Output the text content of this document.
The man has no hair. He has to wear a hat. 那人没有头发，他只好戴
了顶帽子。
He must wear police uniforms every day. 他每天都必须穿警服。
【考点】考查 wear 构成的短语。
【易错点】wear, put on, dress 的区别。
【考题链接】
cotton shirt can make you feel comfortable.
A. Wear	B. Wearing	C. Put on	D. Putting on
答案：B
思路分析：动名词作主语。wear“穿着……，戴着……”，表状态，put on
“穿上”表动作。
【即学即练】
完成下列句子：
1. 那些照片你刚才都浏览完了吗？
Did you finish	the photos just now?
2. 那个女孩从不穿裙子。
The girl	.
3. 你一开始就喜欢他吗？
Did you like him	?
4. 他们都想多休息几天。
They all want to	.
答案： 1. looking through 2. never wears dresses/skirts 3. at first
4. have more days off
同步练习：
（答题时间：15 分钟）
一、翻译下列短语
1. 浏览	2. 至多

■ ■ ■

● EXERCISE: Take the entries above and transcribe them in full.

● ANSWER FOR THIS EXERCISE:
Output the text content of this document.
The man has no hair. He has to wear a hat. 那人没有头发，他只好戴
了顶帽子。
He must wear police uniforms every day. 他每天都必须穿警服。
【考点】考查 wear 构成的短语。
【易错点】wear, put on, dress 的区别。
【考题链接】
cotton shirt can make you feel comfortable.
A. Wear	B. Wearing	C. Put on	D. Putting on
答案：B
思路分析：动名词作主语。wear“穿着……，戴着……”，表状态，put on
“穿上”表动作。
【即学即练】
完成下列句子：
1. 那些照片你刚才都浏览完了吗？
Did you finish	the photos just now?
2. 那个女孩从不穿裙子。
The girl	.
3. 你一开始就喜欢他吗？
Did you like him	?
4. 他们都想多休息几天。
They all want to	.
答案： 1. looking through 2. never wears dresses/skirts 3. at first
4. have more days off
同步练习：
（答题时间：15 分钟）
一、翻译下列短语
1. 浏览	2. 至多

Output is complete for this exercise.